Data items
★ ★ ★ ★

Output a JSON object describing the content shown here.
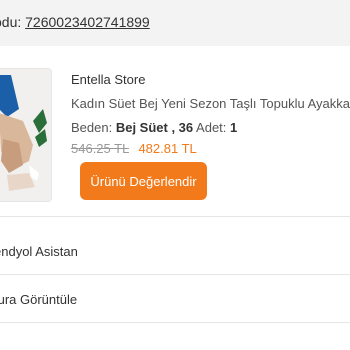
{
  "order": {
    "code_prefix": "odu:",
    "code_value": "7260023402741899"
  },
  "product": {
    "store": "Entella Store",
    "name": "Kadın Süet Bej Yeni Sezon Taşlı Topuklu Ayakka",
    "size_label": "Beden:",
    "size_value": "Bej Süet , 36",
    "qty_label": "Adet:",
    "qty_value": "1",
    "old_price": "546.25 TL",
    "new_price": "482.81 TL",
    "rate_button": "Ürünü Değerlendir"
  },
  "menu": [
    {
      "label": "endyol Asistan"
    },
    {
      "label": "tura Görüntüle"
    }
  ],
  "colors": {
    "accent": "#f27a1a",
    "divider": "#e6e6e6"
  }
}
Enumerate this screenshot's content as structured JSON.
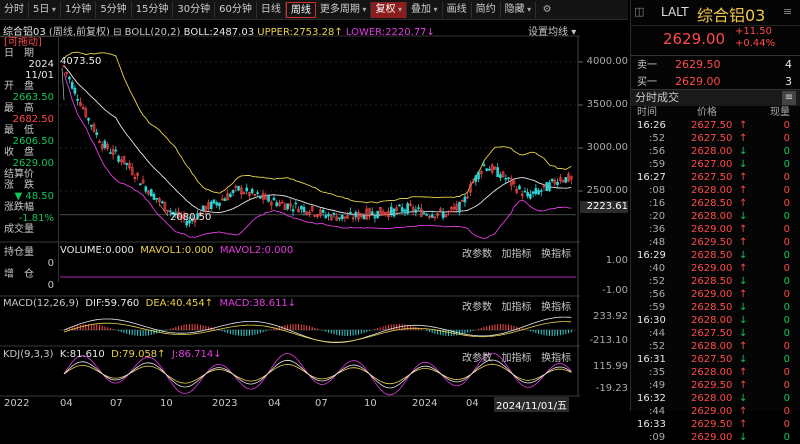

★ ★ ★ ★

Without including the pictures, reproduce all entries exactly.

Output a JSON object describing the content shown here.
{
  "order": {
    "code_prefix": "odu:",
    "code_value": "7260023402741899"
  },
  "product": {
    "store": "Entella Store",
    "name": "Kadın Süet Bej Yeni Sezon Taşlı Topuklu Ayakka",
    "size_label": "Beden:",
    "size_value": "Bej Süet , 36",
    "qty_label": "Adet:",
    "qty_value": "1",
    "old_price": "546.25 TL",
    "new_price": "482.81 TL",
    "rate_button": "Ürünü Değerlendir"
  },
  "menu": [
    {
      "label": "endyol Asistan"
    },
    {
      "label": "tura Görüntüle"
    }
  ],
  "colors": {
    "accent": "#f27a1a",
    "divider": "#e6e6e6"
  }
}
Enumerate this screenshot's content as structured JSON.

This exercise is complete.